• **EXERCISE DIRECTIONS**
Retype the material word for word.

• **MATERIAL**
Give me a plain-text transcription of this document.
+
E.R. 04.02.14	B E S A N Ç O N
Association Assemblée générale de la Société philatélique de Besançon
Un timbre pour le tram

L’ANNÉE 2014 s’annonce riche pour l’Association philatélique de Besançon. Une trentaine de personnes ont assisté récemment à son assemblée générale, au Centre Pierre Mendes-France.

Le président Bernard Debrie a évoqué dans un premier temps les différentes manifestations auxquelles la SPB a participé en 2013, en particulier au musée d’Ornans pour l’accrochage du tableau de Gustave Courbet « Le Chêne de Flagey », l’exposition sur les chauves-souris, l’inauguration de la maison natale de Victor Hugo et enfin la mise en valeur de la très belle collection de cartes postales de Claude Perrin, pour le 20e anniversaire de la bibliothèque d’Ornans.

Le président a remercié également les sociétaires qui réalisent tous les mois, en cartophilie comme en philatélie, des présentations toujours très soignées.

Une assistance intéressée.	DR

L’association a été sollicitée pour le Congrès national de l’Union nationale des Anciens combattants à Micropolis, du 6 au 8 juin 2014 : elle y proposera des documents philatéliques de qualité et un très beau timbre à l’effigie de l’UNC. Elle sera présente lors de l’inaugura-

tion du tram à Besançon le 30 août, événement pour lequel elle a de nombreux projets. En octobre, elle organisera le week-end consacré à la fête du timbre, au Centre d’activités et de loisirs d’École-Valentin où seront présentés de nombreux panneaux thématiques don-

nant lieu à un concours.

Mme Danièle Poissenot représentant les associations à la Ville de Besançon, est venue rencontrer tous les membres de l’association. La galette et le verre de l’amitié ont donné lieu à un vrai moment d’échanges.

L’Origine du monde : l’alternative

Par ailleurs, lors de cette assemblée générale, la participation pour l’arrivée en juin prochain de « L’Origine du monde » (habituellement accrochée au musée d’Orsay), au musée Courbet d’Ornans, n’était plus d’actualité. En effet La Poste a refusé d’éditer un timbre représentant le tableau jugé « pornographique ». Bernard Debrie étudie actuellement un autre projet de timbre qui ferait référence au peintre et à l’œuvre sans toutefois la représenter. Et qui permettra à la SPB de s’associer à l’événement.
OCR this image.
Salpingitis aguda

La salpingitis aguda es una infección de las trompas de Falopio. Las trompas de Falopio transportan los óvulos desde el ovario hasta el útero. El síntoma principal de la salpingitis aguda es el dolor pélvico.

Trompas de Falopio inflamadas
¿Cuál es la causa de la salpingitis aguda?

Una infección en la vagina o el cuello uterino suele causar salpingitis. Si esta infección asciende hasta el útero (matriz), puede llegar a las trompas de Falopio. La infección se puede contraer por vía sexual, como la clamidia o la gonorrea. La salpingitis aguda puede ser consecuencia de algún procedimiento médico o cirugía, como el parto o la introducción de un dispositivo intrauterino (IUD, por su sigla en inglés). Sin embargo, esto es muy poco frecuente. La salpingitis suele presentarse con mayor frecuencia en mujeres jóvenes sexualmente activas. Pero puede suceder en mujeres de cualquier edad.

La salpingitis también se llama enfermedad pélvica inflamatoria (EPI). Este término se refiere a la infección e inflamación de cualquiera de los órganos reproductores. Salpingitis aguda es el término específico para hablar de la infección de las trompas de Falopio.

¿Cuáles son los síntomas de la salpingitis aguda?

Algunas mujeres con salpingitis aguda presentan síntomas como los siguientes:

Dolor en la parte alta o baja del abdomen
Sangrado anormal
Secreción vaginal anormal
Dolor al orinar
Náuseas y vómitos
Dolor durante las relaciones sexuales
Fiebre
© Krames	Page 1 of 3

• **SOLUTION**
Give me a plain-text transcription of this document.
+
E.R. 04.02.14	B E S A N Ç O N
Association Assemblée générale de la Société philatélique de Besançon
Un timbre pour le tram

L’ANNÉE 2014 s’annonce riche pour l’Association philatélique de Besançon. Une trentaine de personnes ont assisté récemment à son assemblée générale, au Centre Pierre Mendes-France.

Le président Bernard Debrie a évoqué dans un premier temps les différentes manifestations auxquelles la SPB a participé en 2013, en particulier au musée d’Ornans pour l’accrochage du tableau de Gustave Courbet « Le Chêne de Flagey », l’exposition sur les chauves-souris, l’inauguration de la maison natale de Victor Hugo et enfin la mise en valeur de la très belle collection de cartes postales de Claude Perrin, pour le 20e anniversaire de la bibliothèque d’Ornans.

Le président a remercié également les sociétaires qui réalisent tous les mois, en cartophilie comme en philatélie, des présentations toujours très soignées.

Une assistance intéressée.	DR

L’association a été sollicitée pour le Congrès national de l’Union nationale des Anciens combattants à Micropolis, du 6 au 8 juin 2014 : elle y proposera des documents philatéliques de qualité et un très beau timbre à l’effigie de l’UNC. Elle sera présente lors de l’inaugura-

tion du tram à Besançon le 30 août, événement pour lequel elle a de nombreux projets. En octobre, elle organisera le week-end consacré à la fête du timbre, au Centre d’activités et de loisirs d’École-Valentin où seront présentés de nombreux panneaux thématiques don-

nant lieu à un concours.

Mme Danièle Poissenot représentant les associations à la Ville de Besançon, est venue rencontrer tous les membres de l’association. La galette et le verre de l’amitié ont donné lieu à un vrai moment d’échanges.

L’Origine du monde : l’alternative

Par ailleurs, lors de cette assemblée générale, la participation pour l’arrivée en juin prochain de « L’Origine du monde » (habituellement accrochée au musée d’Orsay), au musée Courbet d’Ornans, n’était plus d’actualité. En effet La Poste a refusé d’éditer un timbre représentant le tableau jugé « pornographique ». Bernard Debrie étudie actuellement un autre projet de timbre qui ferait référence au peintre et à l’œuvre sans toutefois la représenter. Et qui permettra à la SPB de s’associer à l’événement.
OCR this image.
Salpingitis aguda

La salpingitis aguda es una infección de las trompas de Falopio. Las trompas de Falopio transportan los óvulos desde el ovario hasta el útero. El síntoma principal de la salpingitis aguda es el dolor pélvico.

Trompas de Falopio inflamadas
¿Cuál es la causa de la salpingitis aguda?

Una infección en la vagina o el cuello uterino suele causar salpingitis. Si esta infección asciende hasta el útero (matriz), puede llegar a las trompas de Falopio. La infección se puede contraer por vía sexual, como la clamidia o la gonorrea. La salpingitis aguda puede ser consecuencia de algún procedimiento médico o cirugía, como el parto o la introducción de un dispositivo intrauterino (IUD, por su sigla en inglés). Sin embargo, esto es muy poco frecuente. La salpingitis suele presentarse con mayor frecuencia en mujeres jóvenes sexualmente activas. Pero puede suceder en mujeres de cualquier edad.

La salpingitis también se llama enfermedad pélvica inflamatoria (EPI). Este término se refiere a la infección e inflamación de cualquiera de los órganos reproductores. Salpingitis aguda es el término específico para hablar de la infección de las trompas de Falopio.

¿Cuáles son los síntomas de la salpingitis aguda?

Algunas mujeres con salpingitis aguda presentan síntomas como los siguientes:

Dolor en la parte alta o baja del abdomen
Sangrado anormal
Secreción vaginal anormal
Dolor al orinar
Náuseas y vómitos
Dolor durante las relaciones sexuales
Fiebre
© Krames	Page 1 of 3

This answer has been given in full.